_YOUR INSTRUCTIONS_.
Starting at the line that contains "Find all labels, buttons, inputs, and" and ending at the line that contains "candidate-name: DONALD TRUMP", write those lines out again with "city-dot" replaced by "city-marker" and everything else unchanged. Omit the pictures from your answer.

_DATA LISTING_.
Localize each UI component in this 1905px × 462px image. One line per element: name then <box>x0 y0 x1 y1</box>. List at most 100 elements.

==

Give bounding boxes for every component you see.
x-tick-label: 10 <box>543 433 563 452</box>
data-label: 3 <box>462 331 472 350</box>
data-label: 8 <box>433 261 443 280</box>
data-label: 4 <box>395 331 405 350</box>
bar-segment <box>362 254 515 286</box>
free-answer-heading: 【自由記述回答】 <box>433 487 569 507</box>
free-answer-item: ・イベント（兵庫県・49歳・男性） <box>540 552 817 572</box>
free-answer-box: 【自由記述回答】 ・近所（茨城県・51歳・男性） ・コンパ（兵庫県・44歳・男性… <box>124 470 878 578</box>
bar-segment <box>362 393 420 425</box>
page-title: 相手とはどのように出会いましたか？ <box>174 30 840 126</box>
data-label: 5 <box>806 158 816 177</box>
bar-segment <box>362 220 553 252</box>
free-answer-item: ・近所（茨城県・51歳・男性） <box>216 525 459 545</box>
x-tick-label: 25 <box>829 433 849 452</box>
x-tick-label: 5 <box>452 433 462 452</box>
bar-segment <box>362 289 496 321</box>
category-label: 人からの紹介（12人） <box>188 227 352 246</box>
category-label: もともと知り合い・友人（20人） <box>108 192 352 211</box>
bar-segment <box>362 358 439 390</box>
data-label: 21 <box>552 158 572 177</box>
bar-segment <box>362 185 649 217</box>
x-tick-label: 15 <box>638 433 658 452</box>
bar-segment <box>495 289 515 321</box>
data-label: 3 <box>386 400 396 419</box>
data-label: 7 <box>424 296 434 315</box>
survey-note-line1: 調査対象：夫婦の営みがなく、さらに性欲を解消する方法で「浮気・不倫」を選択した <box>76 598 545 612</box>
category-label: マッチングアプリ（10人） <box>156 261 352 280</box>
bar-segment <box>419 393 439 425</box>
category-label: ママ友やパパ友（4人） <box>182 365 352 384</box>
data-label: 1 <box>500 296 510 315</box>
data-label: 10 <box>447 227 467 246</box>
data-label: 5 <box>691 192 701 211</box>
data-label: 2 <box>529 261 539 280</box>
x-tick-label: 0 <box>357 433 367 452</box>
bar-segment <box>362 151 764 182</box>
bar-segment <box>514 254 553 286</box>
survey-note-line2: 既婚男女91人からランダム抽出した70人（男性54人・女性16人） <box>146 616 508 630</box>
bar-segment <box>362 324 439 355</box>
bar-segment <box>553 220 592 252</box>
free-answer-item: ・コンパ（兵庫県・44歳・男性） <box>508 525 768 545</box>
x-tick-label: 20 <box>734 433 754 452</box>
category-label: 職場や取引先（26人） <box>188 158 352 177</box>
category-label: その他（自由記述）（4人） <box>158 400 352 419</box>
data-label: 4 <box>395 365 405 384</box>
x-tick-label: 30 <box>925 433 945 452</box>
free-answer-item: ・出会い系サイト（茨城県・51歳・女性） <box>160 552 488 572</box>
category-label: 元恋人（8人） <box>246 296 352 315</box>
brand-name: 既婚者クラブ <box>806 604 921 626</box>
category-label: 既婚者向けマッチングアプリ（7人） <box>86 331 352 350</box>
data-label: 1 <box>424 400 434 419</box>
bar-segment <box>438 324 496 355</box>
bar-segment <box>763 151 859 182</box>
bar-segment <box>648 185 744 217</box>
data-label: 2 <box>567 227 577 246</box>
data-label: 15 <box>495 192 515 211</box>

--

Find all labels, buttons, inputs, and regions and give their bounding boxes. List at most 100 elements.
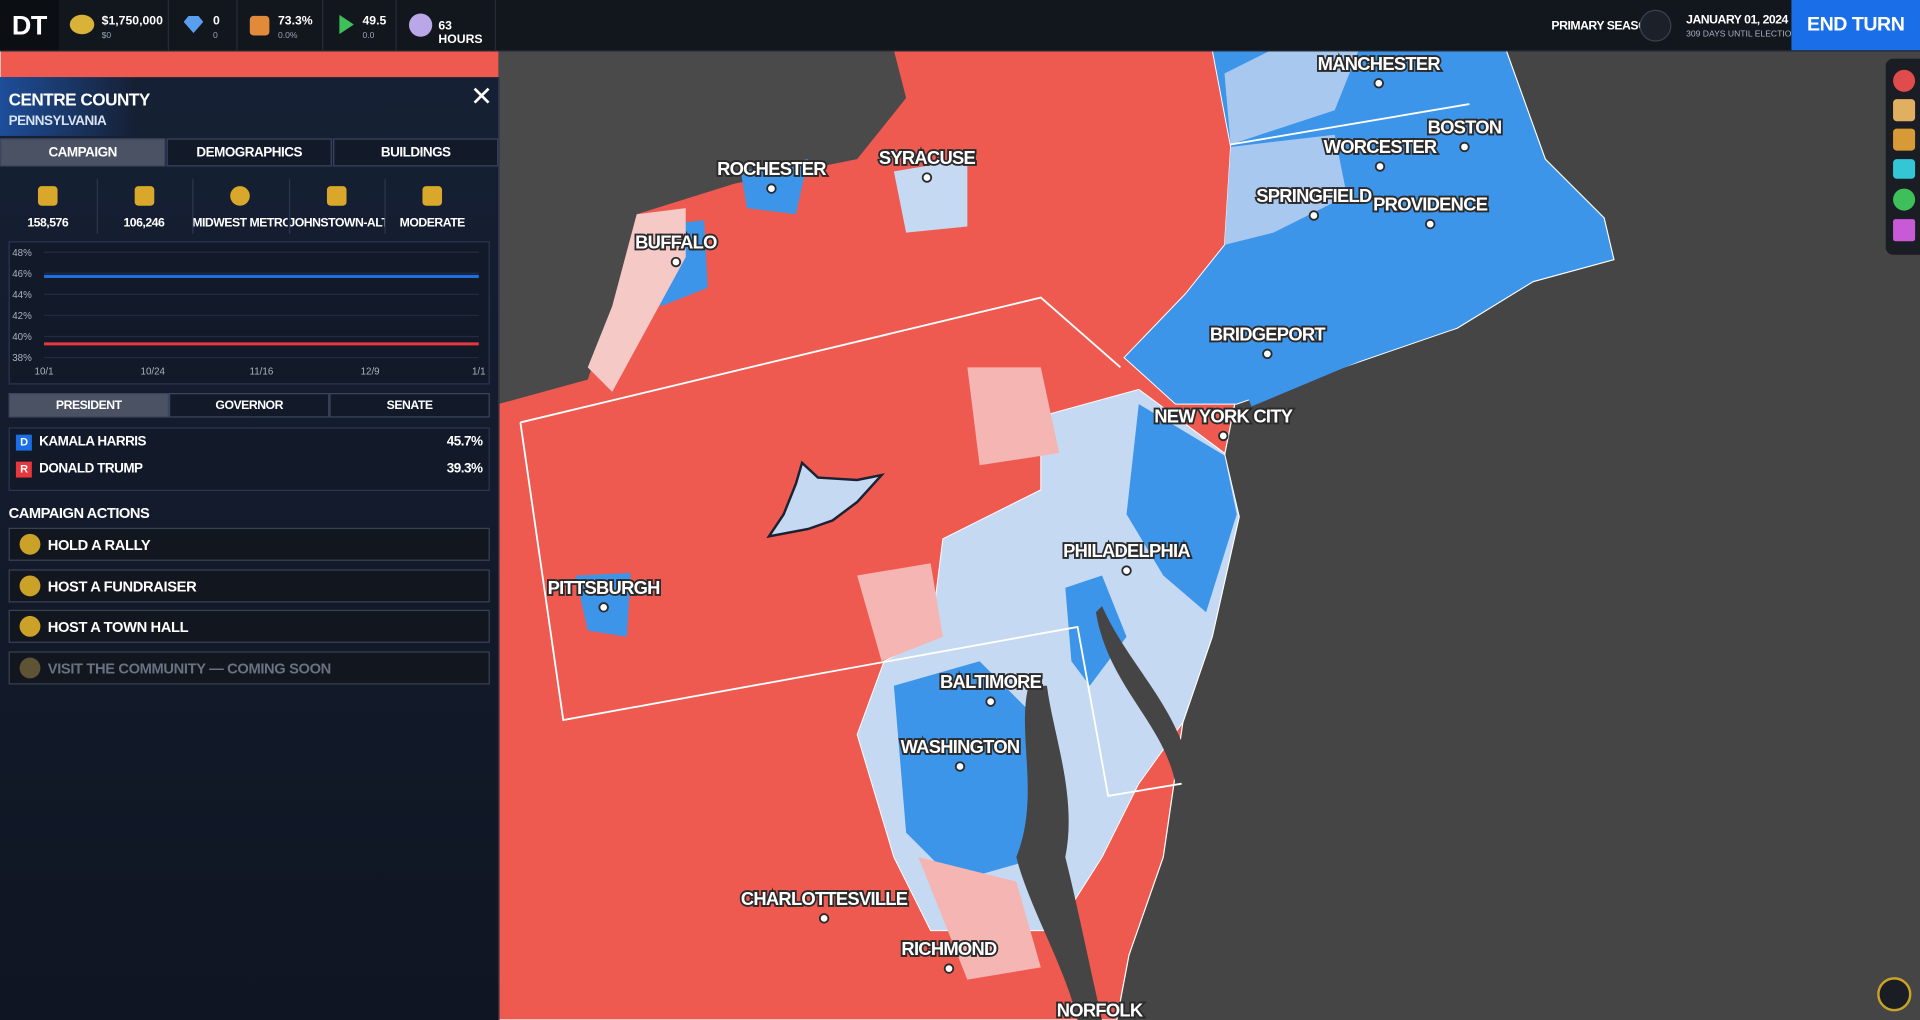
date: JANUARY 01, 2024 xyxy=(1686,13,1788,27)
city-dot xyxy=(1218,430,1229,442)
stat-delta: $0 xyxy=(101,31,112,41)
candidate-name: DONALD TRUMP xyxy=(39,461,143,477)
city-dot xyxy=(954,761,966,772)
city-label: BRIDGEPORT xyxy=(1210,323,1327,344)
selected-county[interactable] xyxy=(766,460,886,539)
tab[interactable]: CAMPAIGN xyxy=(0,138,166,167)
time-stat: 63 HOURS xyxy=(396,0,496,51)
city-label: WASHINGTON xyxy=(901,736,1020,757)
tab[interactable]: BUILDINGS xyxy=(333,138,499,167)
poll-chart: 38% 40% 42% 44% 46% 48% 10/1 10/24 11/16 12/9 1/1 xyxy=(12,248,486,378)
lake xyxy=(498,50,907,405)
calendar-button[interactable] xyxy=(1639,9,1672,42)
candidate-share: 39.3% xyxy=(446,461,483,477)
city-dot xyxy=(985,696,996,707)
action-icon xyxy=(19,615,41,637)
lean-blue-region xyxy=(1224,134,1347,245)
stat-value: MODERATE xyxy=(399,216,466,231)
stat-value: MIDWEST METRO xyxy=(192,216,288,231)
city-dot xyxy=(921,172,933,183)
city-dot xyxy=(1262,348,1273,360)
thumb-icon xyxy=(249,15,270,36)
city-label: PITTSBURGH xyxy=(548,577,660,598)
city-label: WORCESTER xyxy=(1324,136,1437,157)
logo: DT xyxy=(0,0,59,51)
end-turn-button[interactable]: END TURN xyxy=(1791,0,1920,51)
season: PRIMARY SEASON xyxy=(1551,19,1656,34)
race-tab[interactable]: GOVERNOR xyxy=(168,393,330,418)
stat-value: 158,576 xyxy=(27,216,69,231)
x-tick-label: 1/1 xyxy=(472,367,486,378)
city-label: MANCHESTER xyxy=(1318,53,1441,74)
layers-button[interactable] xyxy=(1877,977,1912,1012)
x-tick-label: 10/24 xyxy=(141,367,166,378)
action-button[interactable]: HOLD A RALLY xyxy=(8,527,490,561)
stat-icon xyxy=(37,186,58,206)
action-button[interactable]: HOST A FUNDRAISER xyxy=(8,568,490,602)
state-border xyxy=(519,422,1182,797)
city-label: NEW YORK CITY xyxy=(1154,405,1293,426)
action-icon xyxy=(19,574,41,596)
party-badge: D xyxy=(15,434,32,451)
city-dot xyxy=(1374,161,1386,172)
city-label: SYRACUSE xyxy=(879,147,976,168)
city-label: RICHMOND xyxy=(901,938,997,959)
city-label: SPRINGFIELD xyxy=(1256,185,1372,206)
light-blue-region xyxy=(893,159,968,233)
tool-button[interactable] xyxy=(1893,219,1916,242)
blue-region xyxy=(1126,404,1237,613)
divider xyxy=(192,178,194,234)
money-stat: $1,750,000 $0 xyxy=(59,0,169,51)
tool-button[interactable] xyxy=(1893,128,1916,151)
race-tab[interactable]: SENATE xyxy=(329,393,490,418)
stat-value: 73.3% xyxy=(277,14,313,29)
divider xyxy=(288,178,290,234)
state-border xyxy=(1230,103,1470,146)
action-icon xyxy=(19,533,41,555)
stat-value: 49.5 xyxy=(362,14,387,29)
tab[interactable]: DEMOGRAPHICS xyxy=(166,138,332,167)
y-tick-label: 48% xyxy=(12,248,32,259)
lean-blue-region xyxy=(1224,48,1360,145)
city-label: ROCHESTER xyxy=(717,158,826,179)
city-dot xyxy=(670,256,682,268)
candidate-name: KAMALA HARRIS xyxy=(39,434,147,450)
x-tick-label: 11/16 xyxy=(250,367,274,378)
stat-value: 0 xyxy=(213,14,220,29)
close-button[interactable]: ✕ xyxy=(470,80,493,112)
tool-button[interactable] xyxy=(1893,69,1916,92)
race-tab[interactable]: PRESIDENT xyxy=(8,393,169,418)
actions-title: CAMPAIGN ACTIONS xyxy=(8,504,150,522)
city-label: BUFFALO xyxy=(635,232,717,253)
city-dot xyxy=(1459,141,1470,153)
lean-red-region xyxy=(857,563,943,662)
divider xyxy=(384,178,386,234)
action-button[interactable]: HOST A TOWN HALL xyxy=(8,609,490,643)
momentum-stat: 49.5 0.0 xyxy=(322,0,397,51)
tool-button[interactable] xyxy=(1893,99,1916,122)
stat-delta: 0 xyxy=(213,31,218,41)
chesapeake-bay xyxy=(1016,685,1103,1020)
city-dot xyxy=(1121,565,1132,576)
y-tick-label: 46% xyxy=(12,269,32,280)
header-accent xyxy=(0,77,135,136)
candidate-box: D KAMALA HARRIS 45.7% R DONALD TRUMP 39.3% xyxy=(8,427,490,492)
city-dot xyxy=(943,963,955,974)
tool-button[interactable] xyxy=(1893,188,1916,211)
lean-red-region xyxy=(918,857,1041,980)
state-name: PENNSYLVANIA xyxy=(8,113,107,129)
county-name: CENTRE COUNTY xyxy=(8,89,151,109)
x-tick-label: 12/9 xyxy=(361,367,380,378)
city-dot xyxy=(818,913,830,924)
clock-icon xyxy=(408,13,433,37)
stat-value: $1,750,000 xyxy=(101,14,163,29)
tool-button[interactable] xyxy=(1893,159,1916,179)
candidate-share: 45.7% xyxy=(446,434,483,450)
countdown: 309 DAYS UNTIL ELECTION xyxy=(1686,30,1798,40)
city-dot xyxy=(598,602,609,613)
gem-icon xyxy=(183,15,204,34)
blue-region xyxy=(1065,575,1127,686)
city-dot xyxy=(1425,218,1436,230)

_TASK RESPONSE_.
Find all labels, buttons, inputs, and regions and give their bounding boxes. List at most 100 elements.
date: JANUARY 01, 2024 xyxy=(1686,13,1788,27)
city-marker xyxy=(1218,430,1229,442)
stat-delta: $0 xyxy=(101,31,112,41)
candidate-name: DONALD TRUMP xyxy=(39,461,143,477)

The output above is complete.